#### [SET EXERCISE]
Give the material once more, word for word, without any images.

(Collected data entries)
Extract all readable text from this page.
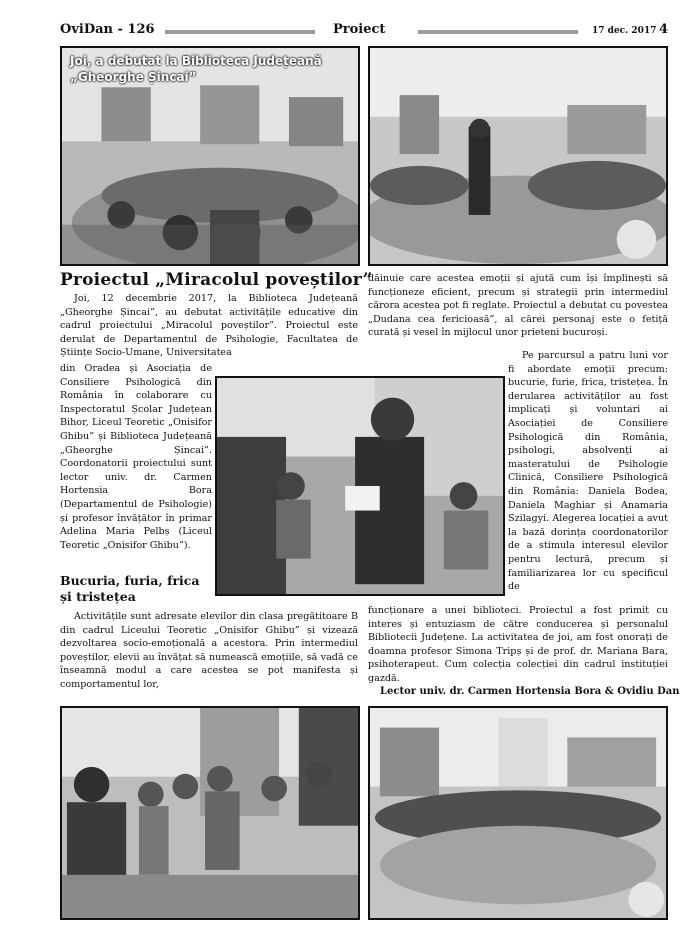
OviDan - 126	Proiect	17 dec. 2017 4
Joi, a debutat la Biblioteca Județeană
„Gheorghe Șincai”
Proiectul „Miracolul poveștilor”

Joi, 12 decembrie 2017, la Biblioteca Județeană „Gheorghe Șincai”, au debutat activitățile educative din cadrul proiectului „Miracolul poveștilor”. Proiectul este derulat de Departamentul de Psihologie, Facultatea de Științe Socio-Umane, Universitatea

din Oradea și Asociația de Consiliere Psihologică din România în colaborare cu Inspectoratul Școlar Județean Bihor, Liceul Teoretic „Onisifor Ghibu” și Biblioteca Județeană „Gheorghe Șincai”. Coordonatorii proiectului sunt lector univ. dr. Carmen Hortensia Bora (Departamentul de Psihologie) și profesor învățător în primar Adelina Maria Pelbș (Liceul Teoretic „Onisifor Ghibu”).

Bucuria, furia, frica și tristețea

Activitățile sunt adresate elevilor din clasa pregătitoare B din cadrul Liceului Teoretic „Onisifor Ghibu” și vizează dezvoltarea socio-emoțională a acestora. Prin intermediul poveștilor, elevii au învățat să numească emoțiile, să vadă ce înseamnă modul a care acestea se pot manifesta și comportamentul lor,

dăinuie care acestea emoții și ajută cum își împlinești să funcționeze eficient, precum și strategii prin intermediul cărora acestea pot fi reglate. Proiectul a debutat cu povestea „Dudana cea fericioasă”, al cărei personaj este o fetiță curată și vesel în mijlocul unor prieteni bucuroși.

Pe parcursul a patru luni vor fi abordate emoții precum: bucurie, furie, frica, tristețea. În derularea activităților au fost implicați și voluntari ai Asociației de Consiliere Psihologică din România, psihologi, absolvenți ai masteratului de Psihologie Clinică, Consiliere Psihologică din România: Daniela Bodea, Daniela Maghiar și Anamaria Szilagyi. Alegerea locației a avut la bază dorința coordonatorilor de a stimula interesul elevilor pentru lectură, precum și familiarizarea lor cu specificul de

funcționare a unei biblioteci. Proiectul a fost primit cu interes și entuziasm de către conducerea și personalul Bibliotecii Județene. La activitatea de joi, am fost onorați de doamna profesor Simona Tripș și de prof. dr. Mariana Bara, psihoterapeut. Cum colecția colecției din cadrul instituției gazdă.

Lector univ. dr. Carmen Hortensia Bora & Ovidiu Dan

#### [RESULT OF THIS TASK]
Extract all readable text from this page.
OviDan - 126	Proiect	17 dec. 2017 4
Joi, a debutat la Biblioteca Județeană
„Gheorghe Șincai”
Proiectul „Miracolul poveștilor”

Joi, 12 decembrie 2017, la Biblioteca Județeană „Gheorghe Șincai”, au debutat activitățile educative din cadrul proiectului „Miracolul poveștilor”. Proiectul este derulat de Departamentul de Psihologie, Facultatea de Științe Socio-Umane, Universitatea

din Oradea și Asociația de Consiliere Psihologică din România în colaborare cu Inspectoratul Școlar Județean Bihor, Liceul Teoretic „Onisifor Ghibu” și Biblioteca Județeană „Gheorghe Șincai”. Coordonatorii proiectului sunt lector univ. dr. Carmen Hortensia Bora (Departamentul de Psihologie) și profesor învățător în primar Adelina Maria Pelbș (Liceul Teoretic „Onisifor Ghibu”).

Bucuria, furia, frica și tristețea

Activitățile sunt adresate elevilor din clasa pregătitoare B din cadrul Liceului Teoretic „Onisifor Ghibu” și vizează dezvoltarea socio-emoțională a acestora. Prin intermediul poveștilor, elevii au învățat să numească emoțiile, să vadă ce înseamnă modul a care acestea se pot manifesta și comportamentul lor,

dăinuie care acestea emoții și ajută cum își împlinești să funcționeze eficient, precum și strategii prin intermediul cărora acestea pot fi reglate. Proiectul a debutat cu povestea „Dudana cea fericioasă”, al cărei personaj este o fetiță curată și vesel în mijlocul unor prieteni bucuroși.

Pe parcursul a patru luni vor fi abordate emoții precum: bucurie, furie, frica, tristețea. În derularea activităților au fost implicați și voluntari ai Asociației de Consiliere Psihologică din România, psihologi, absolvenți ai masteratului de Psihologie Clinică, Consiliere Psihologică din România: Daniela Bodea, Daniela Maghiar și Anamaria Szilagyi. Alegerea locației a avut la bază dorința coordonatorilor de a stimula interesul elevilor pentru lectură, precum și familiarizarea lor cu specificul de

funcționare a unei biblioteci. Proiectul a fost primit cu interes și entuziasm de către conducerea și personalul Bibliotecii Județene. La activitatea de joi, am fost onorați de doamna profesor Simona Tripș și de prof. dr. Mariana Bara, psihoterapeut. Cum colecția colecției din cadrul instituției gazdă.

Lector univ. dr. Carmen Hortensia Bora & Ovidiu Dan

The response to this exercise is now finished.